Source records:
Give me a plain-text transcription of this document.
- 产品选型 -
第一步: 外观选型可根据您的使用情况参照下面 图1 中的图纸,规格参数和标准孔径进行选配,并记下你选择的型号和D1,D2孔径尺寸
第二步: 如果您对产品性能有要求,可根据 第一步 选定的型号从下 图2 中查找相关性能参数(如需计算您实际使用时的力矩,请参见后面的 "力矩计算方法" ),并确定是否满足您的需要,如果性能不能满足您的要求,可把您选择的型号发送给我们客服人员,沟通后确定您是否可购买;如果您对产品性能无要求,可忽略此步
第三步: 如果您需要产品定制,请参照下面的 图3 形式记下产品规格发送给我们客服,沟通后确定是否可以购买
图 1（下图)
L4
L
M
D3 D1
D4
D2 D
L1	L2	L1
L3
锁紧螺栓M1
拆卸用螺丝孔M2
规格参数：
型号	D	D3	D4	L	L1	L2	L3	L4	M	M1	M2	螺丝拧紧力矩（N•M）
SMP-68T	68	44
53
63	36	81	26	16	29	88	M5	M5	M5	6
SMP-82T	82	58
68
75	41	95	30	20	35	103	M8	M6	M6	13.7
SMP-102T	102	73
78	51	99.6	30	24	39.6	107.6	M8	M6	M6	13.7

Problem description: Copy out the data shown above without altering anything.

The response:
Give me a plain-text transcription of this document.
- 产品选型 -
第一步: 外观选型可根据您的使用情况参照下面 图1 中的图纸,规格参数和标准孔径进行选配,并记下你选择的型号和D1,D2孔径尺寸
第二步: 如果您对产品性能有要求,可根据 第一步 选定的型号从下 图2 中查找相关性能参数(如需计算您实际使用时的力矩,请参见后面的 "力矩计算方法" ),并确定是否满足您的需要,如果性能不能满足您的要求,可把您选择的型号发送给我们客服人员,沟通后确定您是否可购买;如果您对产品性能无要求,可忽略此步
第三步: 如果您需要产品定制,请参照下面的 图3 形式记下产品规格发送给我们客服,沟通后确定是否可以购买
图 1（下图)
L4
L
M
D3 D1
D4
D2 D
L1	L2	L1
L3
锁紧螺栓M1
拆卸用螺丝孔M2
规格参数：
型号	D	D3	D4	L	L1	L2	L3	L4	M	M1	M2	螺丝拧紧力矩（N•M）
SMP-68T	68	44
53
63	36	81	26	16	29	88	M5	M5	M5	6
SMP-82T	82	58
68
75	41	95	30	20	35	103	M8	M6	M6	13.7
SMP-102T	102	73
78	51	99.6	30	24	39.6	107.6	M8	M6	M6	13.7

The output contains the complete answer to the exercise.